§ Challenge
Repeat the material exactly, every line of it.

§ Supplied data
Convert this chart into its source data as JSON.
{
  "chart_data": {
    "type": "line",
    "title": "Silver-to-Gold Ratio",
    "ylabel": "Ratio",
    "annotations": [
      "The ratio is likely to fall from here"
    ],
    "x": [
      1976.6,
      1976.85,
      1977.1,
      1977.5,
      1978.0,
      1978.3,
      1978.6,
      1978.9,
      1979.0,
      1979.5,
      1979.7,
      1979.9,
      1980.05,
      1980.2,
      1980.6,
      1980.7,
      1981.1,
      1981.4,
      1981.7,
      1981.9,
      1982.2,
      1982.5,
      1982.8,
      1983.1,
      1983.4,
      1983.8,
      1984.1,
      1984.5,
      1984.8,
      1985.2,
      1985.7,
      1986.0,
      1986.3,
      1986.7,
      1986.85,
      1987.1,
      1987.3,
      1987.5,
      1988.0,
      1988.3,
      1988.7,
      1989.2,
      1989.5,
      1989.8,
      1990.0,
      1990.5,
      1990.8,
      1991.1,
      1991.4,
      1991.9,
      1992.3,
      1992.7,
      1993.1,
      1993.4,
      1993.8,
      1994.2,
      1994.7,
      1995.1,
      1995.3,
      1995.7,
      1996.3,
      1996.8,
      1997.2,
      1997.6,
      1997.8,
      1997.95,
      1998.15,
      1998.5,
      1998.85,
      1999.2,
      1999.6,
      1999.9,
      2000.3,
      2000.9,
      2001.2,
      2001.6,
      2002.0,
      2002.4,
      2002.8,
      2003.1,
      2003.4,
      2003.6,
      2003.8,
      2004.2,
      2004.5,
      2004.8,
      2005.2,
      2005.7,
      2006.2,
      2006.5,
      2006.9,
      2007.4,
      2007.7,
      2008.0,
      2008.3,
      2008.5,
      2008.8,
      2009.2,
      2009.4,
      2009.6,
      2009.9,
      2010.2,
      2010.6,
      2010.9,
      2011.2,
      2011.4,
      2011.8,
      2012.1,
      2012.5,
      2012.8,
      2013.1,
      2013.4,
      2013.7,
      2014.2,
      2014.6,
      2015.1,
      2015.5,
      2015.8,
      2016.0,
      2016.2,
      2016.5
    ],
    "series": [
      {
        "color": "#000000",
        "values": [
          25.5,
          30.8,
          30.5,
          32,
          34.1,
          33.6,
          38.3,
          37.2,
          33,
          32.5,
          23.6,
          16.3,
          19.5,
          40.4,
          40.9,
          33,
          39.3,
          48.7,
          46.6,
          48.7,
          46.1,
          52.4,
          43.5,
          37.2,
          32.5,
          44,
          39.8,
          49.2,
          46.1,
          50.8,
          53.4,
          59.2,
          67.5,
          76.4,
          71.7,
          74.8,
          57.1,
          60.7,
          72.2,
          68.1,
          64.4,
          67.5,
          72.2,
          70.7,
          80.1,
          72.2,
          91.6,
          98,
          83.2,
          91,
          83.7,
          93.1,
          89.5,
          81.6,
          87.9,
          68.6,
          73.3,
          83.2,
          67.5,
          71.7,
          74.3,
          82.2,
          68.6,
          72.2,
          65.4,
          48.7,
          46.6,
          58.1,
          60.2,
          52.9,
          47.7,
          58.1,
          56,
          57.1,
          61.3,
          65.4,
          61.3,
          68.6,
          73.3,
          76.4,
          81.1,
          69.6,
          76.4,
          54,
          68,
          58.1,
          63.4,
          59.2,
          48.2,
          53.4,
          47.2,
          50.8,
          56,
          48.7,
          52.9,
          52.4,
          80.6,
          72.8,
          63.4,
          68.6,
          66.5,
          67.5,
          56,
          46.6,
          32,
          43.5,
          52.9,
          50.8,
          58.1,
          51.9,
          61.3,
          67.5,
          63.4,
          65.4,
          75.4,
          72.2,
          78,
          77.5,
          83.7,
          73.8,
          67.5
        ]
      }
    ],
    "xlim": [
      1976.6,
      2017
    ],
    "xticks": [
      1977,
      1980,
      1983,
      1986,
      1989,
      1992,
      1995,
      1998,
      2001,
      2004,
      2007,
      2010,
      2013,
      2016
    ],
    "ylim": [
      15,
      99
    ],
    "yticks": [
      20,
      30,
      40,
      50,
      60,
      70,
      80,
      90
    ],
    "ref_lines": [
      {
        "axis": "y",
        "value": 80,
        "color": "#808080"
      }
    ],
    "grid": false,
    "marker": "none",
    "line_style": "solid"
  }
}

§ Answer to this task
Convert this chart into its source data as JSON.
{
  "chart_data": {
    "type": "line",
    "title": "Silver-to-Gold Ratio",
    "ylabel": "Ratio",
    "annotations": [
      "The ratio is likely to fall from here"
    ],
    "x": [
      1976.6,
      1976.85,
      1977.1,
      1977.5,
      1978.0,
      1978.3,
      1978.6,
      1978.9,
      1979.0,
      1979.5,
      1979.7,
      1979.9,
      1980.05,
      1980.2,
      1980.6,
      1980.7,
      1981.1,
      1981.4,
      1981.7,
      1981.9,
      1982.2,
      1982.5,
      1982.8,
      1983.1,
      1983.4,
      1983.8,
      1984.1,
      1984.5,
      1984.8,
      1985.2,
      1985.7,
      1986.0,
      1986.3,
      1986.7,
      1986.85,
      1987.1,
      1987.3,
      1987.5,
      1988.0,
      1988.3,
      1988.7,
      1989.2,
      1989.5,
      1989.8,
      1990.0,
      1990.5,
      1990.8,
      1991.1,
      1991.4,
      1991.9,
      1992.3,
      1992.7,
      1993.1,
      1993.4,
      1993.8,
      1994.2,
      1994.7,
      1995.1,
      1995.3,
      1995.7,
      1996.3,
      1996.8,
      1997.2,
      1997.6,
      1997.8,
      1997.95,
      1998.15,
      1998.5,
      1998.85,
      1999.2,
      1999.6,
      1999.9,
      2000.3,
      2000.9,
      2001.2,
      2001.6,
      2002.0,
      2002.4,
      2002.8,
      2003.1,
      2003.4,
      2003.6,
      2003.8,
      2004.2,
      2004.5,
      2004.8,
      2005.2,
      2005.7,
      2006.2,
      2006.5,
      2006.9,
      2007.4,
      2007.7,
      2008.0,
      2008.3,
      2008.5,
      2008.8,
      2009.2,
      2009.4,
      2009.6,
      2009.9,
      2010.2,
      2010.6,
      2010.9,
      2011.2,
      2011.4,
      2011.8,
      2012.1,
      2012.5,
      2012.8,
      2013.1,
      2013.4,
      2013.7,
      2014.2,
      2014.6,
      2015.1,
      2015.5,
      2015.8,
      2016.0,
      2016.2,
      2016.5
    ],
    "series": [
      {
        "color": "#000000",
        "values": [
          25.5,
          30.8,
          30.5,
          32,
          34.1,
          33.6,
          38.3,
          37.2,
          33,
          32.5,
          23.6,
          16.3,
          19.5,
          40.4,
          40.9,
          33,
          39.3,
          48.7,
          46.6,
          48.7,
          46.1,
          52.4,
          43.5,
          37.2,
          32.5,
          44,
          39.8,
          49.2,
          46.1,
          50.8,
          53.4,
          59.2,
          67.5,
          76.4,
          71.7,
          74.8,
          57.1,
          60.7,
          72.2,
          68.1,
          64.4,
          67.5,
          72.2,
          70.7,
          80.1,
          72.2,
          91.6,
          98,
          83.2,
          91,
          83.7,
          93.1,
          89.5,
          81.6,
          87.9,
          68.6,
          73.3,
          83.2,
          67.5,
          71.7,
          74.3,
          82.2,
          68.6,
          72.2,
          65.4,
          48.7,
          46.6,
          58.1,
          60.2,
          52.9,
          47.7,
          58.1,
          56,
          57.1,
          61.3,
          65.4,
          61.3,
          68.6,
          73.3,
          76.4,
          81.1,
          69.6,
          76.4,
          54,
          68,
          58.1,
          63.4,
          59.2,
          48.2,
          53.4,
          47.2,
          50.8,
          56,
          48.7,
          52.9,
          52.4,
          80.6,
          72.8,
          63.4,
          68.6,
          66.5,
          67.5,
          56,
          46.6,
          32,
          43.5,
          52.9,
          50.8,
          58.1,
          51.9,
          61.3,
          67.5,
          63.4,
          65.4,
          75.4,
          72.2,
          78,
          77.5,
          83.7,
          73.8,
          67.5
        ]
      }
    ],
    "xlim": [
      1976.6,
      2017
    ],
    "xticks": [
      1977,
      1980,
      1983,
      1986,
      1989,
      1992,
      1995,
      1998,
      2001,
      2004,
      2007,
      2010,
      2013,
      2016
    ],
    "ylim": [
      15,
      99
    ],
    "yticks": [
      20,
      30,
      40,
      50,
      60,
      70,
      80,
      90
    ],
    "ref_lines": [
      {
        "axis": "y",
        "value": 80,
        "color": "#808080"
      }
    ],
    "grid": false,
    "marker": "none",
    "line_style": "solid"
  }
}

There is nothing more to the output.